The exercise:
Using the listing below, report all lines holding the word "Disney".

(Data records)
** Start **

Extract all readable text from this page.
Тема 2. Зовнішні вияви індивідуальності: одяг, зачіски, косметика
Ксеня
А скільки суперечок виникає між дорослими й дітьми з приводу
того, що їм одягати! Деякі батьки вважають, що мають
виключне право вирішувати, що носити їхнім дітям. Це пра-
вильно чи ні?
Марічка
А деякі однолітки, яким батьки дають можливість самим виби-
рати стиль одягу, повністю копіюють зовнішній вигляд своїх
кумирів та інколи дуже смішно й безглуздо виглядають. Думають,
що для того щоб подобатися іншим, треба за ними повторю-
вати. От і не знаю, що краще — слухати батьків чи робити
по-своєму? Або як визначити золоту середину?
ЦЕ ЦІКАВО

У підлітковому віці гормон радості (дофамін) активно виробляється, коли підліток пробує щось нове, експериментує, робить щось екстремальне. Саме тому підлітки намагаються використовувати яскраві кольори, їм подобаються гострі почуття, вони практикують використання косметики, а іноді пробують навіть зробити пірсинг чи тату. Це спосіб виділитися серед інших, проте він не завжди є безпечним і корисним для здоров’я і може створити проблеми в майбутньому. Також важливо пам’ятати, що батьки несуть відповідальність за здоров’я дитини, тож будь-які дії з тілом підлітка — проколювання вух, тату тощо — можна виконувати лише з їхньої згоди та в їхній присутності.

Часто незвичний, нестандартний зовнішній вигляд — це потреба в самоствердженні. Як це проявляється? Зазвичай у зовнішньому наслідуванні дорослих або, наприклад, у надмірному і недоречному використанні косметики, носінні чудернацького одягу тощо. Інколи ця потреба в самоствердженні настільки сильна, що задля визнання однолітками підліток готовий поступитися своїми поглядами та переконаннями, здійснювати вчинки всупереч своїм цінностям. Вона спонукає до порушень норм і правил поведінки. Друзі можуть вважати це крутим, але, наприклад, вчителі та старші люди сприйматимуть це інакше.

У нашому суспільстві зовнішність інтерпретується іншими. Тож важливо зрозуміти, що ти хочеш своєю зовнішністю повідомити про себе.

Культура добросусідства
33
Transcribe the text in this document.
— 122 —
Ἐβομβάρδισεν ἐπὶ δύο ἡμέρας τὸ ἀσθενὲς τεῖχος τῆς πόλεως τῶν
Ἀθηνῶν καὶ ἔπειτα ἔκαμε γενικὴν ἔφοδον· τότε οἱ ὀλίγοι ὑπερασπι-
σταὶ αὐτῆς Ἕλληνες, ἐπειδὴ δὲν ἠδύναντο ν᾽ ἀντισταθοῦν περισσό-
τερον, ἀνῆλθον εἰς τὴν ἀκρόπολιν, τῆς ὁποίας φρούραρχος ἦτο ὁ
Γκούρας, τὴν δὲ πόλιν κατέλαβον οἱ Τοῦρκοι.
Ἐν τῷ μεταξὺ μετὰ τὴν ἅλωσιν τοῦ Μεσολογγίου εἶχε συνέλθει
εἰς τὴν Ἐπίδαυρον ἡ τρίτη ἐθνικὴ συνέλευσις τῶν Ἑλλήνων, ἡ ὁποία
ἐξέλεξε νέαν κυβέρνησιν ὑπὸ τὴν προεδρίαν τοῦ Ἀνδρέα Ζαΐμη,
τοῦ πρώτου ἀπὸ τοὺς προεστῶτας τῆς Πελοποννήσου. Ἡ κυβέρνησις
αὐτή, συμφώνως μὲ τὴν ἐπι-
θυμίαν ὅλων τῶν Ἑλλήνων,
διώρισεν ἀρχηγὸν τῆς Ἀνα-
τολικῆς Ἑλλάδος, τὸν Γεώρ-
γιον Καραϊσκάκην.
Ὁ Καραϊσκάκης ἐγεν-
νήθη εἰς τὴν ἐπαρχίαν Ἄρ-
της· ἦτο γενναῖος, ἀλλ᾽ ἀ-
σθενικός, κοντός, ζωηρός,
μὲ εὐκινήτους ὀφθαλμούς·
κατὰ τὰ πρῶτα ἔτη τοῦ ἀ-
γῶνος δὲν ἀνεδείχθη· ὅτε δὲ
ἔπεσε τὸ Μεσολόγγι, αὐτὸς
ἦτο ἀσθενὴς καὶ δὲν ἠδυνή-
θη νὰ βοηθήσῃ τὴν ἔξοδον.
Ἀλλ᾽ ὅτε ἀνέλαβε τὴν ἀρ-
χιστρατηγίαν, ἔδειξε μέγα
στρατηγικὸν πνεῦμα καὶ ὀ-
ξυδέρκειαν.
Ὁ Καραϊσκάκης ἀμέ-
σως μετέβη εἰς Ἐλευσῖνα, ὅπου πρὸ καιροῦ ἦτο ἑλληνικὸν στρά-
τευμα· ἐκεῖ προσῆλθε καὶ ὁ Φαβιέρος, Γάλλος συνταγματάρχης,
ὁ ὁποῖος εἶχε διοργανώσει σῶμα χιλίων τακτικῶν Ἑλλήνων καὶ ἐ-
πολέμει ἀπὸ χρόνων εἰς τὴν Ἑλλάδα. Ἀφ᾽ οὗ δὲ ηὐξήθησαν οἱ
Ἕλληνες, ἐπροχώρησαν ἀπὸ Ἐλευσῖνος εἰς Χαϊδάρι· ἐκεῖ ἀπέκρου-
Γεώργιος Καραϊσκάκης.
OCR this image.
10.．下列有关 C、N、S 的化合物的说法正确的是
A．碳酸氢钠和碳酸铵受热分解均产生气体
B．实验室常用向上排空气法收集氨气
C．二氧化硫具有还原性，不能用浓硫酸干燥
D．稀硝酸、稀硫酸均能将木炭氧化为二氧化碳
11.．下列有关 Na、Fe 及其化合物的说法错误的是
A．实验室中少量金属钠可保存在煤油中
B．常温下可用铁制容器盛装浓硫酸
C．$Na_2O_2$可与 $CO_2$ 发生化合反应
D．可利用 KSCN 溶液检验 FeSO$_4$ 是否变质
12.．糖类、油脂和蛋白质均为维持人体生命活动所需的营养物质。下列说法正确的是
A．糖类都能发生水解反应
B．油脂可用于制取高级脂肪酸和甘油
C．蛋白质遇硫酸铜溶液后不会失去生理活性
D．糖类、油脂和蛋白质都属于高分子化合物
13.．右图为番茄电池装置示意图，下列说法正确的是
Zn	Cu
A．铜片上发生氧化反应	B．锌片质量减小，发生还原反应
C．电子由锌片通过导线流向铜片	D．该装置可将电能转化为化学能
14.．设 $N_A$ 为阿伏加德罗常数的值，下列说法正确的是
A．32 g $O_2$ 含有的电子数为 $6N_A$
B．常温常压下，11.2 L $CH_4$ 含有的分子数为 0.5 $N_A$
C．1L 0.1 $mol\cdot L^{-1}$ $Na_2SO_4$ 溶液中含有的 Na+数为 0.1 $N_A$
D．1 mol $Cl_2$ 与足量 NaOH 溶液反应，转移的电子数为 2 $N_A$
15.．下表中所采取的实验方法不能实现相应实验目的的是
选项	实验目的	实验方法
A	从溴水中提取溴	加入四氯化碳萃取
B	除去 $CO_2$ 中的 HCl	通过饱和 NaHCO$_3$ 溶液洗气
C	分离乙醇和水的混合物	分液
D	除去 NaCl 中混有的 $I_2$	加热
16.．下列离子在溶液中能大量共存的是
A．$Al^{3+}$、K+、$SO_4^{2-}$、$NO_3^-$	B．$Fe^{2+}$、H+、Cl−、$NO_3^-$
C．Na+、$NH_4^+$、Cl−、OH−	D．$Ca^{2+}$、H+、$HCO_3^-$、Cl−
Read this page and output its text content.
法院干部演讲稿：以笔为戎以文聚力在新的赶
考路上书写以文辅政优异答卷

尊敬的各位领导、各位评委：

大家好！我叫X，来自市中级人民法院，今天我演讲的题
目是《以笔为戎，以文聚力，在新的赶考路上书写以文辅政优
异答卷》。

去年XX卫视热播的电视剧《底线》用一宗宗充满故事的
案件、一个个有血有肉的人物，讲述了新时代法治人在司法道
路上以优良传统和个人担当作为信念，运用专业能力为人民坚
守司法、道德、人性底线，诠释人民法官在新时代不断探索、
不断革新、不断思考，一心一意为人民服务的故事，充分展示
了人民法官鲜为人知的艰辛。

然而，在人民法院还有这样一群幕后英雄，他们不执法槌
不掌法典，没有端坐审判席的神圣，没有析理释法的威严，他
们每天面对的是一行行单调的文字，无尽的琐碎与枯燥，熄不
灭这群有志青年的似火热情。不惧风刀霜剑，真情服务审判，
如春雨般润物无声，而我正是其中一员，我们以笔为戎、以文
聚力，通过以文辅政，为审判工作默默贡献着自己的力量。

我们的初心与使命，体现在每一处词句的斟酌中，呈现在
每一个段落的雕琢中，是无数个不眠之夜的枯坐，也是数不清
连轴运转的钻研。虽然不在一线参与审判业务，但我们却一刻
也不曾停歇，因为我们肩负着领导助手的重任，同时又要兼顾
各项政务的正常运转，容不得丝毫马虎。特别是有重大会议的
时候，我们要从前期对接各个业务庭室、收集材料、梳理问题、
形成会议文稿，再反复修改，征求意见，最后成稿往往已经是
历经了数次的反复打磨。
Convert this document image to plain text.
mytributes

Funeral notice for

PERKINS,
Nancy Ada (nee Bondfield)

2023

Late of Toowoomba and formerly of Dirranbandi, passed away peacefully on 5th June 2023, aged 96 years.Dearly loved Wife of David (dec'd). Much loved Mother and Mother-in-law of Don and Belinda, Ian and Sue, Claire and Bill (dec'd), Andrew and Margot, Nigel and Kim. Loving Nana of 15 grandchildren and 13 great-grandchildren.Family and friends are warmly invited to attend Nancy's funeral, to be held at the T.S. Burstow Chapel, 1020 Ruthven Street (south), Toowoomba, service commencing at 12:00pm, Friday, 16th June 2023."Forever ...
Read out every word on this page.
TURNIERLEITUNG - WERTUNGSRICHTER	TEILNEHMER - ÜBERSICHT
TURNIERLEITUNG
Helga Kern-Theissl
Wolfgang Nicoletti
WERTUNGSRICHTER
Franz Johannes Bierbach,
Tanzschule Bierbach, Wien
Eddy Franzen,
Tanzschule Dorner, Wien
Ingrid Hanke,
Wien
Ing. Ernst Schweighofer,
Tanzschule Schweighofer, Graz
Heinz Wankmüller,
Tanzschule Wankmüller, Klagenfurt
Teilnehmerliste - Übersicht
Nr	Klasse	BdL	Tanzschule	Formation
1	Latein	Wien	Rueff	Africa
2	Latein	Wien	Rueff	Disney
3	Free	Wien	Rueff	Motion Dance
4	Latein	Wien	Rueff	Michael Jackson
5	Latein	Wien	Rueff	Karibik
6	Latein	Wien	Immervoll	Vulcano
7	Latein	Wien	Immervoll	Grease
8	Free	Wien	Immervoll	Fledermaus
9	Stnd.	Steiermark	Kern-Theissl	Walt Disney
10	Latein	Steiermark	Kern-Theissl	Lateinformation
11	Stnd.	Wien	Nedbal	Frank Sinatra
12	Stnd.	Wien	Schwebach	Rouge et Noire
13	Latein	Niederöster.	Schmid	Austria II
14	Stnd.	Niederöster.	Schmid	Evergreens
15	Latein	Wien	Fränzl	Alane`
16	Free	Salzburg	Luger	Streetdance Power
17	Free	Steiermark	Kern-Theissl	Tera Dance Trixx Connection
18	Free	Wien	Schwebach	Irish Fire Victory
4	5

** End **

Reply to the exercise:
2	Latein	Wien	Rueff	Disney
9	Stnd.	Steiermark	Kern-Theissl	Walt Disney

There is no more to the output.